Short problem: Select all lines with the string "Consultant" in them, and copy those lines.
◆ ◆ ◆ ◆
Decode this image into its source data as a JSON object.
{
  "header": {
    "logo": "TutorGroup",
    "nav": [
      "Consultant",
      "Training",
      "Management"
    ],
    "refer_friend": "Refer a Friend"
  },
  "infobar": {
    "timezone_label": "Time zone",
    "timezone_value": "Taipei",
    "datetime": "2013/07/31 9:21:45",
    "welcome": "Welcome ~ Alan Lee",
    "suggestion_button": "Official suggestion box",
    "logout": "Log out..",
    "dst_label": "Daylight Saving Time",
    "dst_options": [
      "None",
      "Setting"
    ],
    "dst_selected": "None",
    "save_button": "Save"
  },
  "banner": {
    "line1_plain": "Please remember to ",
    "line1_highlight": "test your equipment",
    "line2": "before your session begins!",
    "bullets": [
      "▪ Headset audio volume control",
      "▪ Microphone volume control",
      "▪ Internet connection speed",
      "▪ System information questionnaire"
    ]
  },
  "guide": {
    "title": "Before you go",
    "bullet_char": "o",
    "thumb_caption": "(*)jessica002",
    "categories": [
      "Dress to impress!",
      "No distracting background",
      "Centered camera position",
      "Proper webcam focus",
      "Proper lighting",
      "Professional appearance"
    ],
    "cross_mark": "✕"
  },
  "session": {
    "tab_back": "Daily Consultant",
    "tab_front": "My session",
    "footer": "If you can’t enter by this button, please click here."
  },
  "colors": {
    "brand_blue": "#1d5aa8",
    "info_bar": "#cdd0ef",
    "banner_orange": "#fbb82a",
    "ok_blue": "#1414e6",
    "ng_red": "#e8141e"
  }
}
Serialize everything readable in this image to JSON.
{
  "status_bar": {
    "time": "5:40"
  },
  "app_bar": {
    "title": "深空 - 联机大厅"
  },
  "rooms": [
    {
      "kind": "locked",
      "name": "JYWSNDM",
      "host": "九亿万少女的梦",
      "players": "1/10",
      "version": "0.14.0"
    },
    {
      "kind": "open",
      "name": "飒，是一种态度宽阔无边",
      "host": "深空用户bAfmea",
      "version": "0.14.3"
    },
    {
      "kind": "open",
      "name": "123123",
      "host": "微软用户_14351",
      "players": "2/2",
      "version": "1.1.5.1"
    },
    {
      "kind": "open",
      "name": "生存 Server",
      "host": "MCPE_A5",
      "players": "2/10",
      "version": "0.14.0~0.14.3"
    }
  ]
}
◆ ◆ ◆ ◆
Answer:
      "Consultant",
    "tab_back": "Daily Consultant",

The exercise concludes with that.